Aim: Find every line in the records below that holds the word "Bajon" and copy it.
+ + +
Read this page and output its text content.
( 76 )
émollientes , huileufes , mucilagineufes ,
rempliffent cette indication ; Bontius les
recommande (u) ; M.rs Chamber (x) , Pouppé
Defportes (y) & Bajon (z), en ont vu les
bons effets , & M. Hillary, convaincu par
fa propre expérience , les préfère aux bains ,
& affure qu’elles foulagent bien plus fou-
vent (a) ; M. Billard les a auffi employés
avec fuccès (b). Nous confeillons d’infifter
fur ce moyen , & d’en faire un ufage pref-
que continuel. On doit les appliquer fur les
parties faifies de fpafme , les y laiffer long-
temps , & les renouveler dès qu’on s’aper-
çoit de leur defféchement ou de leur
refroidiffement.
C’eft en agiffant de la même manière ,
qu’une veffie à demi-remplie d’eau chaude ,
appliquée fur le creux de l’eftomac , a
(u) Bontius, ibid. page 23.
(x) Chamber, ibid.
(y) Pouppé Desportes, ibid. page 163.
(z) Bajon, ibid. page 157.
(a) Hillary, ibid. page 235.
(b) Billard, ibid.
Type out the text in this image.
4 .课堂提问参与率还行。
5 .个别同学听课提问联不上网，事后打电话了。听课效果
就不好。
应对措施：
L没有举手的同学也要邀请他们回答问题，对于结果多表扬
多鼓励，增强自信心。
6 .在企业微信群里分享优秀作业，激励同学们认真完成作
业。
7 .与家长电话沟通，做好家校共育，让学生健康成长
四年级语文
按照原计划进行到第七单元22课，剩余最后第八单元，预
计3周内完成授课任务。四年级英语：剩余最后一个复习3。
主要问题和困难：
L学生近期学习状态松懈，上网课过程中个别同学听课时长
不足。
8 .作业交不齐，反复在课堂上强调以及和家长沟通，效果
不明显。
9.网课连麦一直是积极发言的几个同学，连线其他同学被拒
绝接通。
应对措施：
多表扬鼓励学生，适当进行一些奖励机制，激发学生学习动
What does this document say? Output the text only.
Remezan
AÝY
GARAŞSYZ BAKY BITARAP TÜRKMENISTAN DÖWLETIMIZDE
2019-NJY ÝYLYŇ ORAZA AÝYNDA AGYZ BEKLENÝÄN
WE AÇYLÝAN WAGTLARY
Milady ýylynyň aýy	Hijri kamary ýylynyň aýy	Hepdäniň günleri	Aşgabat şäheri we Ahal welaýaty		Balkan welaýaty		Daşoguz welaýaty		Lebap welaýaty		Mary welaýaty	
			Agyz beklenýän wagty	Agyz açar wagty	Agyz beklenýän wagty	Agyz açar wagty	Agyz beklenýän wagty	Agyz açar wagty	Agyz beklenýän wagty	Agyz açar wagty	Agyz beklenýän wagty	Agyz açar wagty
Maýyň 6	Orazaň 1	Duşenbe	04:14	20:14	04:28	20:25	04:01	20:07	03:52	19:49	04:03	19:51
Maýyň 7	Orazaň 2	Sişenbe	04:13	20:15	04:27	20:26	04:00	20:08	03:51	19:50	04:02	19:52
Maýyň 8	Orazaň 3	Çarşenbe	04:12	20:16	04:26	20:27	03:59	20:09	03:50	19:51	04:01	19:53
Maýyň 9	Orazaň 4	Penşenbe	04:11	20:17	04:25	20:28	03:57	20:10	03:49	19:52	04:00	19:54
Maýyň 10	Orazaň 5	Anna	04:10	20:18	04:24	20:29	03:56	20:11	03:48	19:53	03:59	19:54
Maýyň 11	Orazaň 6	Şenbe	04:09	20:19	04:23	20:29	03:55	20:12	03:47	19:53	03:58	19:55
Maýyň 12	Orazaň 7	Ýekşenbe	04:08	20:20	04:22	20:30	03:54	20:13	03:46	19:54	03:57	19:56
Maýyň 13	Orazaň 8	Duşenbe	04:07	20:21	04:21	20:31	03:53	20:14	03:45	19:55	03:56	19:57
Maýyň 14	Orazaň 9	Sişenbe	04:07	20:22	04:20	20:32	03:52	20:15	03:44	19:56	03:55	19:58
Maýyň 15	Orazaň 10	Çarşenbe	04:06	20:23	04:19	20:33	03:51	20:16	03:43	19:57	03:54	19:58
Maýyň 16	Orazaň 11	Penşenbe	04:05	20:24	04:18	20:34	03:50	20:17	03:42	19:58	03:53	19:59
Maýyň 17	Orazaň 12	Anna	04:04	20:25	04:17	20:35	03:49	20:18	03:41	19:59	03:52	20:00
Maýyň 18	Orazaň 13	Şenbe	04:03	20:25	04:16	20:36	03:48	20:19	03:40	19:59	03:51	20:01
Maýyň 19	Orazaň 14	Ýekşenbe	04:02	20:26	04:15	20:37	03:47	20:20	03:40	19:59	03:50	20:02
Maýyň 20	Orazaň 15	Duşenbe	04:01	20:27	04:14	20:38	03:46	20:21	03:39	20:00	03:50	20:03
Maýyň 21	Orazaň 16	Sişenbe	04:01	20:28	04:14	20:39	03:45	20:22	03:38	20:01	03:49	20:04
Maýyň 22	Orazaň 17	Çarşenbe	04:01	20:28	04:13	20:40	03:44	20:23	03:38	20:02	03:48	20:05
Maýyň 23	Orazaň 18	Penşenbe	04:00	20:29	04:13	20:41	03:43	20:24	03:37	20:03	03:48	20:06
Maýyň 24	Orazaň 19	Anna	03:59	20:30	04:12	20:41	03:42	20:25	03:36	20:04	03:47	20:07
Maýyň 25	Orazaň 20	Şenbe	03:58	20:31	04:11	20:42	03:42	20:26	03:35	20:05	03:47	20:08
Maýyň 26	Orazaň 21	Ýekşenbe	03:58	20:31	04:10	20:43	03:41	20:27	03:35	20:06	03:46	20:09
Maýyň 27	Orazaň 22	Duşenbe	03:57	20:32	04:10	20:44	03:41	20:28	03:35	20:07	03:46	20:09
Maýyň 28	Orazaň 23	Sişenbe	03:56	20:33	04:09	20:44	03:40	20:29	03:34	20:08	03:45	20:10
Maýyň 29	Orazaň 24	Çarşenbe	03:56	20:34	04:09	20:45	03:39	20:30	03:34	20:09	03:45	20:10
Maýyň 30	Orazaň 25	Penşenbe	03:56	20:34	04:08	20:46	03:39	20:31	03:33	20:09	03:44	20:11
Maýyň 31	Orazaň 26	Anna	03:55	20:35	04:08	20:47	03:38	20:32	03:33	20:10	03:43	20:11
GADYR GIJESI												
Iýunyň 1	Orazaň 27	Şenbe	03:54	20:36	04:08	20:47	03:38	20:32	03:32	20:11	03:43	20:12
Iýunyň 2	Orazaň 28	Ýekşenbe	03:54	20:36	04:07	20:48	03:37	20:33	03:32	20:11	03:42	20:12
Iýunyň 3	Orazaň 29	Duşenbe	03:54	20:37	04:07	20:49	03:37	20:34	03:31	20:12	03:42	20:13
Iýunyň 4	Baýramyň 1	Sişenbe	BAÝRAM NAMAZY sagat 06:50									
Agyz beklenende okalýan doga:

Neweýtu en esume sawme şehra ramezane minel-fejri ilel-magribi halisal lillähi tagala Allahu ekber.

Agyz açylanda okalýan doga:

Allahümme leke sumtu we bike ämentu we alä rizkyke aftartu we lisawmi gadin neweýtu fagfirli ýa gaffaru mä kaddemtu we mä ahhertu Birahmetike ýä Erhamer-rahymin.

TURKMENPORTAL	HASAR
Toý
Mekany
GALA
+ + +
Solution for this task:
Defportes (y) & Bajon (z), en ont vu les
(z) Bajon, ibid. page 157.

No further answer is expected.